TASK OBJECTIVE -> Transcribe each record below word for word.

RAW RECORDS ->
:::::
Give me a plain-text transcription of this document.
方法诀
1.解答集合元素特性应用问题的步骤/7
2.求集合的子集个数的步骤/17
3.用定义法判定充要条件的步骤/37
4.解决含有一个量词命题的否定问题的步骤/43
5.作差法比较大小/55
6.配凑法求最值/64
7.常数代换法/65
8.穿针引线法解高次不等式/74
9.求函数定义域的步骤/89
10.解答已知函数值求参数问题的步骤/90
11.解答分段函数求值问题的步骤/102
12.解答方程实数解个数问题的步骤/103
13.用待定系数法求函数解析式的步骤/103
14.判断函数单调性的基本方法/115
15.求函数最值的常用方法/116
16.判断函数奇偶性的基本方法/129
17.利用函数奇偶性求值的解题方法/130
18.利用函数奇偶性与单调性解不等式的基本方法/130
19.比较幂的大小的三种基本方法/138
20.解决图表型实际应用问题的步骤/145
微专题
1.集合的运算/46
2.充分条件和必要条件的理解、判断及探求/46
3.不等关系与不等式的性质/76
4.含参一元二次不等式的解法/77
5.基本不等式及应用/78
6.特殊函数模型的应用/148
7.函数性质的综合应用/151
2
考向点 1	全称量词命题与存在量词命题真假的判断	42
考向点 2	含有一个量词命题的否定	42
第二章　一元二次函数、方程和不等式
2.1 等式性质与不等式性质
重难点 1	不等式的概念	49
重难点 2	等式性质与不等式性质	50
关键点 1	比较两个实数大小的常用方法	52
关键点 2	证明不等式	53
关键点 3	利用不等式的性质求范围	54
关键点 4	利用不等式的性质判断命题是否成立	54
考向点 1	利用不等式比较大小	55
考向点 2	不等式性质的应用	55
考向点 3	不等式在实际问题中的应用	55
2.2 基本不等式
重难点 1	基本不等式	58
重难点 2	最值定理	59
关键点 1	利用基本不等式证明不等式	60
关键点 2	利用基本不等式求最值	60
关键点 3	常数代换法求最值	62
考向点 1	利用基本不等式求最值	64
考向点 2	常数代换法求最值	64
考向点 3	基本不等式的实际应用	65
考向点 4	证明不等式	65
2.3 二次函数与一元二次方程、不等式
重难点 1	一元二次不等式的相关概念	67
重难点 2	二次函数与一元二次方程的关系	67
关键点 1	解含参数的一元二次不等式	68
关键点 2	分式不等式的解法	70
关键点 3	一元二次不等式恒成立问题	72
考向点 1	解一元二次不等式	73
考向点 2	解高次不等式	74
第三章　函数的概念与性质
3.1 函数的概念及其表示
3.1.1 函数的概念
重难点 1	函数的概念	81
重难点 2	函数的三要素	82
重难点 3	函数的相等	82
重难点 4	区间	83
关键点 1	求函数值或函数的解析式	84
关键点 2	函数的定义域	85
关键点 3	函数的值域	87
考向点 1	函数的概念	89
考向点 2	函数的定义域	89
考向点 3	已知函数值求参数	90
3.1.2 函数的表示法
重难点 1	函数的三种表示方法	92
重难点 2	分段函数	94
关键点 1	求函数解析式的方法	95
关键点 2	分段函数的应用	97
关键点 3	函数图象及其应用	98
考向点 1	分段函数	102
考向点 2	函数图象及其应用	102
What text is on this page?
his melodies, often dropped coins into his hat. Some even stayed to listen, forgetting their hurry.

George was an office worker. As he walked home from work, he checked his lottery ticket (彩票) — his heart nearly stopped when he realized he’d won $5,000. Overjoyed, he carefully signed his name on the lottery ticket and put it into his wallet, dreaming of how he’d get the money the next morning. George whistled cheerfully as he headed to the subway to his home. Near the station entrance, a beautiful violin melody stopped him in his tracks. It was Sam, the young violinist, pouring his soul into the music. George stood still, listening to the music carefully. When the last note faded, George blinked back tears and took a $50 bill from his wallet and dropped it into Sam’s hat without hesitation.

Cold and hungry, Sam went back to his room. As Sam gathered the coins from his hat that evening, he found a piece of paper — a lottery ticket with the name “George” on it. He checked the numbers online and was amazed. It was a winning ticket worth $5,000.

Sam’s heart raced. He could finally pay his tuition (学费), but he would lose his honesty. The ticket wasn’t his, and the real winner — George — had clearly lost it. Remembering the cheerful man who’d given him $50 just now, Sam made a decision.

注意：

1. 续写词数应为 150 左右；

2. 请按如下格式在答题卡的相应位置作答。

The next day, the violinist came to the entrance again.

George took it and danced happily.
:::::
OUTPUT BELOW ->
Give me a plain-text transcription of this document.
方法诀
1.解答集合元素特性应用问题的步骤/7
2.求集合的子集个数的步骤/17
3.用定义法判定充要条件的步骤/37
4.解决含有一个量词命题的否定问题的步骤/43
5.作差法比较大小/55
6.配凑法求最值/64
7.常数代换法/65
8.穿针引线法解高次不等式/74
9.求函数定义域的步骤/89
10.解答已知函数值求参数问题的步骤/90
11.解答分段函数求值问题的步骤/102
12.解答方程实数解个数问题的步骤/103
13.用待定系数法求函数解析式的步骤/103
14.判断函数单调性的基本方法/115
15.求函数最值的常用方法/116
16.判断函数奇偶性的基本方法/129
17.利用函数奇偶性求值的解题方法/130
18.利用函数奇偶性与单调性解不等式的基本方法/130
19.比较幂的大小的三种基本方法/138
20.解决图表型实际应用问题的步骤/145
微专题
1.集合的运算/46
2.充分条件和必要条件的理解、判断及探求/46
3.不等关系与不等式的性质/76
4.含参一元二次不等式的解法/77
5.基本不等式及应用/78
6.特殊函数模型的应用/148
7.函数性质的综合应用/151
2
考向点 1	全称量词命题与存在量词命题真假的判断	42
考向点 2	含有一个量词命题的否定	42
第二章　一元二次函数、方程和不等式
2.1 等式性质与不等式性质
重难点 1	不等式的概念	49
重难点 2	等式性质与不等式性质	50
关键点 1	比较两个实数大小的常用方法	52
关键点 2	证明不等式	53
关键点 3	利用不等式的性质求范围	54
关键点 4	利用不等式的性质判断命题是否成立	54
考向点 1	利用不等式比较大小	55
考向点 2	不等式性质的应用	55
考向点 3	不等式在实际问题中的应用	55
2.2 基本不等式
重难点 1	基本不等式	58
重难点 2	最值定理	59
关键点 1	利用基本不等式证明不等式	60
关键点 2	利用基本不等式求最值	60
关键点 3	常数代换法求最值	62
考向点 1	利用基本不等式求最值	64
考向点 2	常数代换法求最值	64
考向点 3	基本不等式的实际应用	65
考向点 4	证明不等式	65
2.3 二次函数与一元二次方程、不等式
重难点 1	一元二次不等式的相关概念	67
重难点 2	二次函数与一元二次方程的关系	67
关键点 1	解含参数的一元二次不等式	68
关键点 2	分式不等式的解法	70
关键点 3	一元二次不等式恒成立问题	72
考向点 1	解一元二次不等式	73
考向点 2	解高次不等式	74
第三章　函数的概念与性质
3.1 函数的概念及其表示
3.1.1 函数的概念
重难点 1	函数的概念	81
重难点 2	函数的三要素	82
重难点 3	函数的相等	82
重难点 4	区间	83
关键点 1	求函数值或函数的解析式	84
关键点 2	函数的定义域	85
关键点 3	函数的值域	87
考向点 1	函数的概念	89
考向点 2	函数的定义域	89
考向点 3	已知函数值求参数	90
3.1.2 函数的表示法
重难点 1	函数的三种表示方法	92
重难点 2	分段函数	94
关键点 1	求函数解析式的方法	95
关键点 2	分段函数的应用	97
关键点 3	函数图象及其应用	98
考向点 1	分段函数	102
考向点 2	函数图象及其应用	102
What text is on this page?
his melodies, often dropped coins into his hat. Some even stayed to listen, forgetting their hurry.

George was an office worker. As he walked home from work, he checked his lottery ticket (彩票) — his heart nearly stopped when he realized he’d won $5,000. Overjoyed, he carefully signed his name on the lottery ticket and put it into his wallet, dreaming of how he’d get the money the next morning. George whistled cheerfully as he headed to the subway to his home. Near the station entrance, a beautiful violin melody stopped him in his tracks. It was Sam, the young violinist, pouring his soul into the music. George stood still, listening to the music carefully. When the last note faded, George blinked back tears and took a $50 bill from his wallet and dropped it into Sam’s hat without hesitation.

Cold and hungry, Sam went back to his room. As Sam gathered the coins from his hat that evening, he found a piece of paper — a lottery ticket with the name “George” on it. He checked the numbers online and was amazed. It was a winning ticket worth $5,000.

Sam’s heart raced. He could finally pay his tuition (学费), but he would lose his honesty. The ticket wasn’t his, and the real winner — George — had clearly lost it. Remembering the cheerful man who’d given him $50 just now, Sam made a decision.

注意：

1. 续写词数应为 150 左右；

2. 请按如下格式在答题卡的相应位置作答。

The next day, the violinist came to the entrance again.

George took it and danced happily.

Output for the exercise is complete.